## REQUIRED WORK
Can you restate the records below word for word?

## RECORDED INFORMATION
##############################

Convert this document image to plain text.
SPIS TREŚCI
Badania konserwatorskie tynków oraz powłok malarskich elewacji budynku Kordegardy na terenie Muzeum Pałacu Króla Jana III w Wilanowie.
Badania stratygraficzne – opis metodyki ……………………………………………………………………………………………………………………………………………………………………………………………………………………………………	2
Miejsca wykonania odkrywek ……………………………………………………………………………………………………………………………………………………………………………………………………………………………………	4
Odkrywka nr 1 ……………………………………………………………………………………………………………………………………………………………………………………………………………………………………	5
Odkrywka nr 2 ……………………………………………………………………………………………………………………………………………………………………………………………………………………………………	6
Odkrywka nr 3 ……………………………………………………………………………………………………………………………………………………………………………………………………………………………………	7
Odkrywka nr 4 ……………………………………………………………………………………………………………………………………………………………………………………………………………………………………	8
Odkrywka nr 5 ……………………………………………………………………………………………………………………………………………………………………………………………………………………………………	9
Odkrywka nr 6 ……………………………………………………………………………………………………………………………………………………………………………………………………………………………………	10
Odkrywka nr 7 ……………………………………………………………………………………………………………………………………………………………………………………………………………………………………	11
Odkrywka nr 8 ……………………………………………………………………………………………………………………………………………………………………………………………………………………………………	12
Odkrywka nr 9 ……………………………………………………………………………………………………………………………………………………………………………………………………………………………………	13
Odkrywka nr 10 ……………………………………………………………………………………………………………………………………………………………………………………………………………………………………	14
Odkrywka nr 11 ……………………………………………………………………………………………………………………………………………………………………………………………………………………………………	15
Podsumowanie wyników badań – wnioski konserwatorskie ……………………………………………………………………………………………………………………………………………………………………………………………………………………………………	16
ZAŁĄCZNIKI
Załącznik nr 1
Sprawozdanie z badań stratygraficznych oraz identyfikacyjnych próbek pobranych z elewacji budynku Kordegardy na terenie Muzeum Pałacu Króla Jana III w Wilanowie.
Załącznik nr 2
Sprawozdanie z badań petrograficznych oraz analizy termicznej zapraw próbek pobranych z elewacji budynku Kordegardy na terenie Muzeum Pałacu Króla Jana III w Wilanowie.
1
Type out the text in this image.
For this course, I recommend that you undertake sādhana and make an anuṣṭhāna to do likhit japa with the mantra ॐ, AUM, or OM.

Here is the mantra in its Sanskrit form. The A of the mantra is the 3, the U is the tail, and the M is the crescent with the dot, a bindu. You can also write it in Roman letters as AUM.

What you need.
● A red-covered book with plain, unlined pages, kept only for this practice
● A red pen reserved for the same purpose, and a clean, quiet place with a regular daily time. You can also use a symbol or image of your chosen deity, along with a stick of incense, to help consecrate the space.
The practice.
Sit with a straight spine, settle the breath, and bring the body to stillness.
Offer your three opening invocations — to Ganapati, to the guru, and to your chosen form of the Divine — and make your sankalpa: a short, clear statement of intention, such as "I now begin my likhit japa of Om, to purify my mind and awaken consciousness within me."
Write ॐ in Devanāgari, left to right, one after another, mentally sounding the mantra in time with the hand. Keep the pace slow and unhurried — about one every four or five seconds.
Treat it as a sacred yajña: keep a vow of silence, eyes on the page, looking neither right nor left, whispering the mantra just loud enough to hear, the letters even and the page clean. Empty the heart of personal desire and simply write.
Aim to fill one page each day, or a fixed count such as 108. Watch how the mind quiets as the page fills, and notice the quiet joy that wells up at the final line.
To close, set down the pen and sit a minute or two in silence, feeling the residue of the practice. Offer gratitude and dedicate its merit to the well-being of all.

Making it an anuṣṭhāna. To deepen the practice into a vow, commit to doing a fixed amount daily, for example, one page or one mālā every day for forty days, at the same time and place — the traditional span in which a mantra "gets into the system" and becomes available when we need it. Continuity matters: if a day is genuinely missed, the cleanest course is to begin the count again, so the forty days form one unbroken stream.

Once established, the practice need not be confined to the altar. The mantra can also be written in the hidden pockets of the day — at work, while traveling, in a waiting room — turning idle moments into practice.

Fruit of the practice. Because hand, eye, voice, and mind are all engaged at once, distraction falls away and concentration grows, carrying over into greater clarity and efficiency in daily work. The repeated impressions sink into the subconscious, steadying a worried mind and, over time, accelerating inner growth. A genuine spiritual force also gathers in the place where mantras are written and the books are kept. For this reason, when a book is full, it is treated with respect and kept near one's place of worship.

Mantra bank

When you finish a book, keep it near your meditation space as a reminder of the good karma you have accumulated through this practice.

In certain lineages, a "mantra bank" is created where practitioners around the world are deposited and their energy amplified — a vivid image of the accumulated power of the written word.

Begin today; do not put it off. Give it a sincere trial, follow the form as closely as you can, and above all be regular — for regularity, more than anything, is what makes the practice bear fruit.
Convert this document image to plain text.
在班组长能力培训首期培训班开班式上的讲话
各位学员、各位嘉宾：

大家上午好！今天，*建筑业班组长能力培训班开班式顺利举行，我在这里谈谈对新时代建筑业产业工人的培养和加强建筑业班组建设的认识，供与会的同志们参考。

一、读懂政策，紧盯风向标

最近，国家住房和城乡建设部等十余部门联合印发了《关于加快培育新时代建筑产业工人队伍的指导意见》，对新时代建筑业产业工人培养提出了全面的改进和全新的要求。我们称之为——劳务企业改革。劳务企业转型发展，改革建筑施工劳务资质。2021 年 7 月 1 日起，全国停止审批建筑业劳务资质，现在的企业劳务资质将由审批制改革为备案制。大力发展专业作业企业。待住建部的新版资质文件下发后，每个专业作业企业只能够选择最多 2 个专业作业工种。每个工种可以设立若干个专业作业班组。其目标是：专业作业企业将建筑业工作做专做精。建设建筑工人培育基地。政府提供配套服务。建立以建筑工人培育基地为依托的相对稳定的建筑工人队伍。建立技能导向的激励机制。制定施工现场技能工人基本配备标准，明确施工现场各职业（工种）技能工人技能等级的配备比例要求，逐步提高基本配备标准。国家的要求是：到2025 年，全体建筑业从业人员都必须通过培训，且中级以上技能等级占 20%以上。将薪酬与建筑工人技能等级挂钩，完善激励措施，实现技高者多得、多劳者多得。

##############################

## EXERCISE RESPONSE
Convert this document image to plain text.
SPIS TREŚCI
Badania konserwatorskie tynków oraz powłok malarskich elewacji budynku Kordegardy na terenie Muzeum Pałacu Króla Jana III w Wilanowie.
Badania stratygraficzne – opis metodyki ……………………………………………………………………………………………………………………………………………………………………………………………………………………………………	2
Miejsca wykonania odkrywek ……………………………………………………………………………………………………………………………………………………………………………………………………………………………………	4
Odkrywka nr 1 ……………………………………………………………………………………………………………………………………………………………………………………………………………………………………	5
Odkrywka nr 2 ……………………………………………………………………………………………………………………………………………………………………………………………………………………………………	6
Odkrywka nr 3 ……………………………………………………………………………………………………………………………………………………………………………………………………………………………………	7
Odkrywka nr 4 ……………………………………………………………………………………………………………………………………………………………………………………………………………………………………	8
Odkrywka nr 5 ……………………………………………………………………………………………………………………………………………………………………………………………………………………………………	9
Odkrywka nr 6 ……………………………………………………………………………………………………………………………………………………………………………………………………………………………………	10
Odkrywka nr 7 ……………………………………………………………………………………………………………………………………………………………………………………………………………………………………	11
Odkrywka nr 8 ……………………………………………………………………………………………………………………………………………………………………………………………………………………………………	12
Odkrywka nr 9 ……………………………………………………………………………………………………………………………………………………………………………………………………………………………………	13
Odkrywka nr 10 ……………………………………………………………………………………………………………………………………………………………………………………………………………………………………	14
Odkrywka nr 11 ……………………………………………………………………………………………………………………………………………………………………………………………………………………………………	15
Podsumowanie wyników badań – wnioski konserwatorskie ……………………………………………………………………………………………………………………………………………………………………………………………………………………………………	16
ZAŁĄCZNIKI
Załącznik nr 1
Sprawozdanie z badań stratygraficznych oraz identyfikacyjnych próbek pobranych z elewacji budynku Kordegardy na terenie Muzeum Pałacu Króla Jana III w Wilanowie.
Załącznik nr 2
Sprawozdanie z badań petrograficznych oraz analizy termicznej zapraw próbek pobranych z elewacji budynku Kordegardy na terenie Muzeum Pałacu Króla Jana III w Wilanowie.
1
Type out the text in this image.
For this course, I recommend that you undertake sādhana and make an anuṣṭhāna to do likhit japa with the mantra ॐ, AUM, or OM.

Here is the mantra in its Sanskrit form. The A of the mantra is the 3, the U is the tail, and the M is the crescent with the dot, a bindu. You can also write it in Roman letters as AUM.

What you need.
● A red-covered book with plain, unlined pages, kept only for this practice
● A red pen reserved for the same purpose, and a clean, quiet place with a regular daily time. You can also use a symbol or image of your chosen deity, along with a stick of incense, to help consecrate the space.
The practice.
Sit with a straight spine, settle the breath, and bring the body to stillness.
Offer your three opening invocations — to Ganapati, to the guru, and to your chosen form of the Divine — and make your sankalpa: a short, clear statement of intention, such as "I now begin my likhit japa of Om, to purify my mind and awaken consciousness within me."
Write ॐ in Devanāgari, left to right, one after another, mentally sounding the mantra in time with the hand. Keep the pace slow and unhurried — about one every four or five seconds.
Treat it as a sacred yajña: keep a vow of silence, eyes on the page, looking neither right nor left, whispering the mantra just loud enough to hear, the letters even and the page clean. Empty the heart of personal desire and simply write.
Aim to fill one page each day, or a fixed count such as 108. Watch how the mind quiets as the page fills, and notice the quiet joy that wells up at the final line.
To close, set down the pen and sit a minute or two in silence, feeling the residue of the practice. Offer gratitude and dedicate its merit to the well-being of all.

Making it an anuṣṭhāna. To deepen the practice into a vow, commit to doing a fixed amount daily, for example, one page or one mālā every day for forty days, at the same time and place — the traditional span in which a mantra "gets into the system" and becomes available when we need it. Continuity matters: if a day is genuinely missed, the cleanest course is to begin the count again, so the forty days form one unbroken stream.

Once established, the practice need not be confined to the altar. The mantra can also be written in the hidden pockets of the day — at work, while traveling, in a waiting room — turning idle moments into practice.

Fruit of the practice. Because hand, eye, voice, and mind are all engaged at once, distraction falls away and concentration grows, carrying over into greater clarity and efficiency in daily work. The repeated impressions sink into the subconscious, steadying a worried mind and, over time, accelerating inner growth. A genuine spiritual force also gathers in the place where mantras are written and the books are kept. For this reason, when a book is full, it is treated with respect and kept near one's place of worship.

Mantra bank

When you finish a book, keep it near your meditation space as a reminder of the good karma you have accumulated through this practice.

In certain lineages, a "mantra bank" is created where practitioners around the world are deposited and their energy amplified — a vivid image of the accumulated power of the written word.

Begin today; do not put it off. Give it a sincere trial, follow the form as closely as you can, and above all be regular — for regularity, more than anything, is what makes the practice bear fruit.
Convert this document image to plain text.
在班组长能力培训首期培训班开班式上的讲话
各位学员、各位嘉宾：

大家上午好！今天，*建筑业班组长能力培训班开班式顺利举行，我在这里谈谈对新时代建筑业产业工人的培养和加强建筑业班组建设的认识，供与会的同志们参考。

一、读懂政策，紧盯风向标

最近，国家住房和城乡建设部等十余部门联合印发了《关于加快培育新时代建筑产业工人队伍的指导意见》，对新时代建筑业产业工人培养提出了全面的改进和全新的要求。我们称之为——劳务企业改革。劳务企业转型发展，改革建筑施工劳务资质。2021 年 7 月 1 日起，全国停止审批建筑业劳务资质，现在的企业劳务资质将由审批制改革为备案制。大力发展专业作业企业。待住建部的新版资质文件下发后，每个专业作业企业只能够选择最多 2 个专业作业工种。每个工种可以设立若干个专业作业班组。其目标是：专业作业企业将建筑业工作做专做精。建设建筑工人培育基地。政府提供配套服务。建立以建筑工人培育基地为依托的相对稳定的建筑工人队伍。建立技能导向的激励机制。制定施工现场技能工人基本配备标准，明确施工现场各职业（工种）技能工人技能等级的配备比例要求，逐步提高基本配备标准。国家的要求是：到2025 年，全体建筑业从业人员都必须通过培训，且中级以上技能等级占 20%以上。将薪酬与建筑工人技能等级挂钩，完善激励措施，实现技高者多得、多劳者多得。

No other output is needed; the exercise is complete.